REQUIRED WORK: For each line below that contains the string "button", copy that line.

PROVIDED ENTRIES:
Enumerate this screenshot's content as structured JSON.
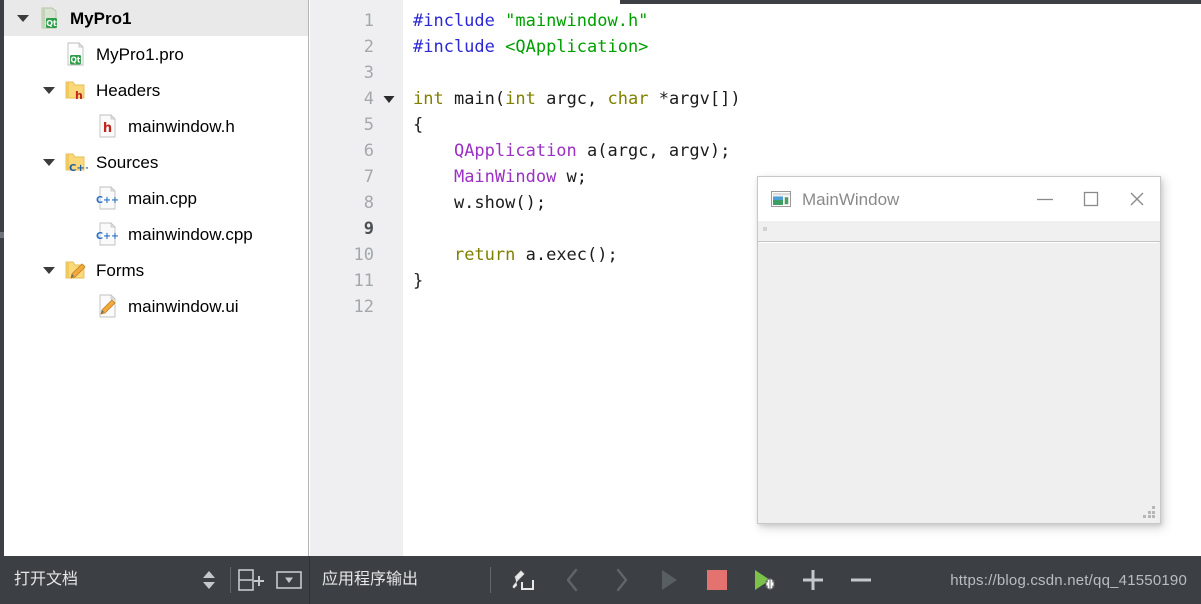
{
  "project_tree": {
    "items": [
      {
        "label": "MyPro1",
        "icon": "qt-project-icon",
        "level": 0,
        "expandable": true,
        "expanded": true,
        "selected": true,
        "bold": true
      },
      {
        "label": "MyPro1.pro",
        "icon": "qt-pro-file-icon",
        "level": 1,
        "expandable": false,
        "expanded": false,
        "selected": false,
        "bold": false
      },
      {
        "label": "Headers",
        "icon": "folder-h-icon",
        "level": 1,
        "expandable": true,
        "expanded": true,
        "selected": false,
        "bold": false
      },
      {
        "label": "mainwindow.h",
        "icon": "h-file-icon",
        "level": 2,
        "expandable": false,
        "expanded": false,
        "selected": false,
        "bold": false
      },
      {
        "label": "Sources",
        "icon": "folder-cpp-icon",
        "level": 1,
        "expandable": true,
        "expanded": true,
        "selected": false,
        "bold": false
      },
      {
        "label": "main.cpp",
        "icon": "cpp-file-icon",
        "level": 2,
        "expandable": false,
        "expanded": false,
        "selected": false,
        "bold": false
      },
      {
        "label": "mainwindow.cpp",
        "icon": "cpp-file-icon",
        "level": 2,
        "expandable": false,
        "expanded": false,
        "selected": false,
        "bold": false
      },
      {
        "label": "Forms",
        "icon": "folder-ui-icon",
        "level": 1,
        "expandable": true,
        "expanded": true,
        "selected": false,
        "bold": false
      },
      {
        "label": "mainwindow.ui",
        "icon": "ui-file-icon",
        "level": 2,
        "expandable": false,
        "expanded": false,
        "selected": false,
        "bold": false
      }
    ]
  },
  "editor": {
    "current_line": 9,
    "lines": [
      {
        "no": "1",
        "fold": false,
        "tokens": [
          {
            "t": "#include ",
            "c": "pre"
          },
          {
            "t": "\"mainwindow.h\"",
            "c": "str"
          }
        ]
      },
      {
        "no": "2",
        "fold": false,
        "tokens": [
          {
            "t": "#include ",
            "c": "pre"
          },
          {
            "t": "<QApplication>",
            "c": "inc"
          }
        ]
      },
      {
        "no": "3",
        "fold": false,
        "tokens": []
      },
      {
        "no": "4",
        "fold": true,
        "tokens": [
          {
            "t": "int",
            "c": "kw"
          },
          {
            "t": " main(",
            "c": "plain"
          },
          {
            "t": "int",
            "c": "kw"
          },
          {
            "t": " argc, ",
            "c": "plain"
          },
          {
            "t": "char",
            "c": "kw"
          },
          {
            "t": " *argv[])",
            "c": "plain"
          }
        ]
      },
      {
        "no": "5",
        "fold": false,
        "tokens": [
          {
            "t": "{",
            "c": "plain"
          }
        ]
      },
      {
        "no": "6",
        "fold": false,
        "tokens": [
          {
            "t": "    ",
            "c": "plain"
          },
          {
            "t": "QApplication",
            "c": "type"
          },
          {
            "t": " a(argc, argv);",
            "c": "plain"
          }
        ]
      },
      {
        "no": "7",
        "fold": false,
        "tokens": [
          {
            "t": "    ",
            "c": "plain"
          },
          {
            "t": "MainWindow",
            "c": "type"
          },
          {
            "t": " w;",
            "c": "plain"
          }
        ]
      },
      {
        "no": "8",
        "fold": false,
        "tokens": [
          {
            "t": "    w.show();",
            "c": "plain"
          }
        ]
      },
      {
        "no": "9",
        "fold": false,
        "tokens": []
      },
      {
        "no": "10",
        "fold": false,
        "tokens": [
          {
            "t": "    ",
            "c": "plain"
          },
          {
            "t": "return",
            "c": "kw"
          },
          {
            "t": " a.exec();",
            "c": "plain"
          }
        ]
      },
      {
        "no": "11",
        "fold": false,
        "tokens": [
          {
            "t": "}",
            "c": "plain"
          }
        ]
      },
      {
        "no": "12",
        "fold": false,
        "tokens": []
      }
    ]
  },
  "mainwindow_popup": {
    "title": "MainWindow",
    "icon": "qt-window-icon",
    "minimize_label": "minimize-icon",
    "maximize_label": "maximize-icon",
    "close_label": "close-icon",
    "grip_label": "resize-grip"
  },
  "bottom_bar": {
    "open_documents_label": "打开文档",
    "nav_updown_icon": "up-down-arrows-icon",
    "split_add_icon": "split-add-icon",
    "dropdown_icon": "dropdown-box-icon",
    "output_pane_label": "应用程序输出",
    "tools": [
      {
        "name": "clear-output-button",
        "icon": "broom-icon"
      },
      {
        "name": "previous-item-button",
        "icon": "chevron-left-icon"
      },
      {
        "name": "next-item-button",
        "icon": "chevron-right-icon"
      },
      {
        "name": "run-button",
        "icon": "play-triangle-icon"
      },
      {
        "name": "stop-button",
        "icon": "stop-square-icon"
      },
      {
        "name": "debug-button",
        "icon": "play-bug-icon"
      },
      {
        "name": "zoom-in-button",
        "icon": "plus-icon"
      },
      {
        "name": "zoom-out-button",
        "icon": "minus-icon"
      }
    ],
    "watermark": "https://blog.csdn.net/qq_41550190"
  },
  "colors": {
    "chrome_dark": "#3c4045",
    "selection": "#e9e9e9",
    "gutter": "#efeff1",
    "preprocessor": "#2b28d4",
    "string": "#00a000",
    "keyword": "#808000",
    "type": "#9b30c4",
    "stop_red": "#e4726f",
    "debug_green": "#7cc24a"
  }
}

EXERCISE SOLUTION:
        "name": "clear-output-button",
        "name": "previous-item-button",
        "name": "next-item-button",
        "name": "run-button",
        "name": "stop-button",
        "name": "debug-button",
        "name": "zoom-in-button",
        "name": "zoom-out-button",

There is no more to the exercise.